* **Exercise task**
Which lines hold the word "boring"? Copy each one.
..........
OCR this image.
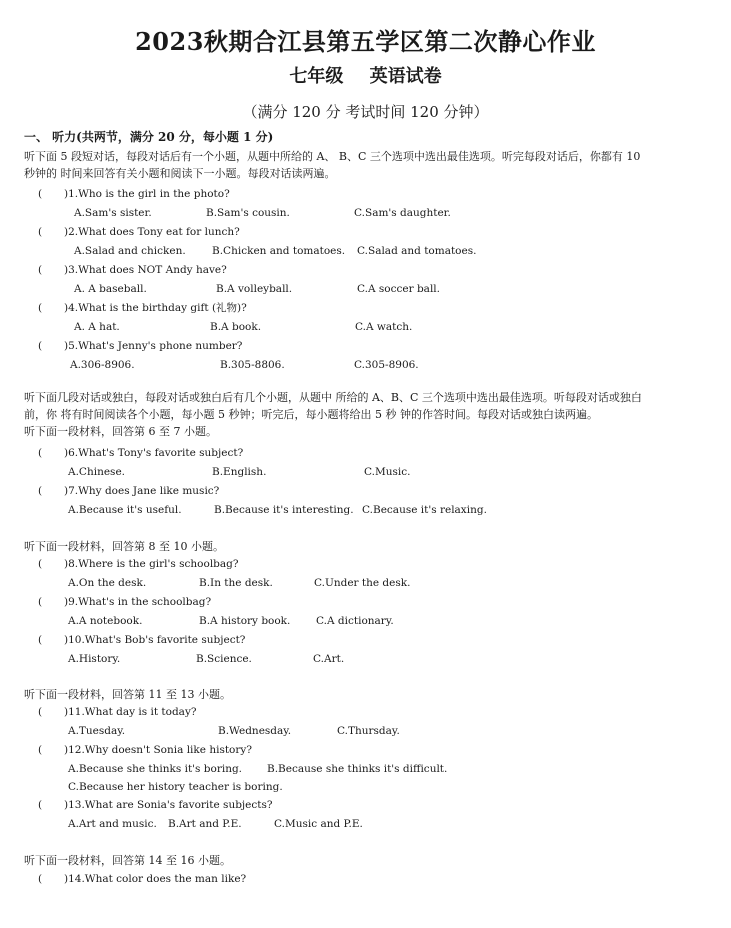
2023秋期合江县第五学区第二次静心作业
七年级 英语试卷
（满分 120 分 考试时间 120 分钟）
一、 听力(共两节，满分 20 分，每小题 1 分)
听下面 5 段短对话，每段对话后有一个小题，从题中所给的 A、 B、C 三个选项中选出最佳选项。听完每段对话后，你都有 10
秒钟的 时间来回答有关小题和阅读下一小题。每段对话读两遍。
( )1.Who is the girl in the photo?
A.Sam's sister.	B.Sam's cousin.	C.Sam's daughter.
( )2.What does Tony eat for lunch?
A.Salad and chicken.	B.Chicken and tomatoes. C.Salad and tomatoes.
( )3.What does NOT Andy have?
A. A baseball.	B.A volleyball.	C.A soccer ball.
( )4.What is the birthday gift (礼物)?
A. A hat.	B.A book.	C.A watch.
( )5.What's Jenny's phone number?
A.306-8906.	B.305-8806.	C.305-8906.
听下面几段对话或独白，每段对话或独白后有几个小题，从题中 所给的 A、B、C 三个选项中选出最佳选项。听每段对话或独白
前，你 将有时间阅读各个小题，每小题 5 秒钟；听完后，每小题将给出 5 秒 钟的作答时间。每段对话或独白读两遍。
听下面一段材料，回答第 6 至 7 小题。
( )6.What's Tony's favorite subject?
A.Chinese.	B.English.	C.Music.
( )7.Why does Jane like music?
A.Because it's useful.	B.Because it's interesting. C.Because it's relaxing.
听下面一段材料，回答第 8 至 10 小题。
( )8.Where is the girl's schoolbag?
A.On the desk.	B.In the desk.	C.Under the desk.
( )9.What's in the schoolbag?
A.A notebook.	B.A history book. C.A dictionary.
( )10.What's Bob's favorite subject?
A.History.	B.Science.	C.Art.
听下面一段材料，回答第 11 至 13 小题。
( )11.What day is it today?
A.Tuesday.	B.Wednesday.	C.Thursday.
( )12.Why doesn't Sonia like history?
A.Because she thinks it's boring. B.Because she thinks it's difficult.
C.Because her history teacher is boring.
( )13.What are Sonia's favorite subjects?
A.Art and music. B.Art and P.E.	C.Music and P.E.
听下面一段材料，回答第 14 至 16 小题。
( )14.What color does the man like?
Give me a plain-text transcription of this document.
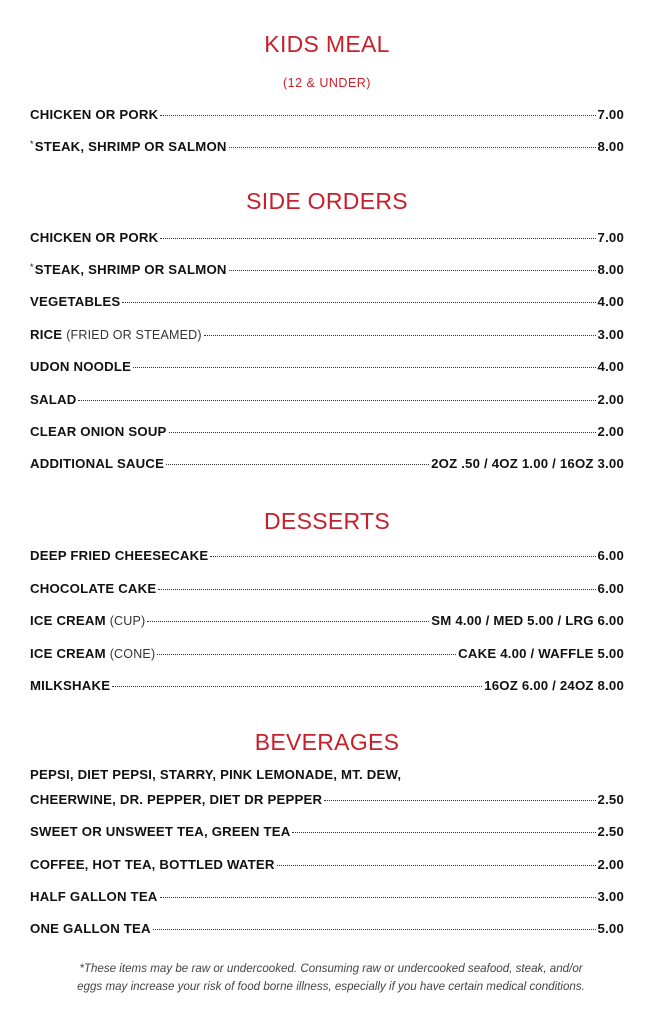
KIDS MEAL
(12 & UNDER)
CHICKEN OR PORK	7.00
*STEAK, SHRIMP OR SALMON	8.00
SIDE ORDERS
CHICKEN OR PORK	7.00
*STEAK, SHRIMP OR SALMON	8.00
VEGETABLES	4.00
RICE (FRIED OR STEAMED)	3.00
UDON NOODLE	4.00
SALAD	2.00
CLEAR ONION SOUP	2.00
ADDITIONAL SAUCE	2OZ .50 / 4OZ 1.00 / 16OZ 3.00
DESSERTS
DEEP FRIED CHEESECAKE	6.00
CHOCOLATE CAKE	6.00
ICE CREAM (CUP)	SM 4.00 / MED 5.00 / LRG 6.00
ICE CREAM (CONE)	CAKE 4.00 / WAFFLE 5.00
MILKSHAKE	16OZ 6.00 / 24OZ 8.00
BEVERAGES
PEPSI, DIET PEPSI, STARRY, PINK LEMONADE, MT. DEW,
CHEERWINE, DR. PEPPER, DIET DR PEPPER	2.50
SWEET OR UNSWEET TEA, GREEN TEA	2.50
COFFEE, HOT TEA, BOTTLED WATER	2.00
HALF GALLON TEA	3.00
ONE GALLON TEA	5.00
*These items may be raw or undercooked. Consuming raw or undercooked seafood, steak, and/or
eggs may increase your risk of food borne illness, especially if you have certain medical conditions.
..........
* **Task solution**
A.Because she thinks it's boring. B.Because she thinks it's difficult.
C.Because her history teacher is boring.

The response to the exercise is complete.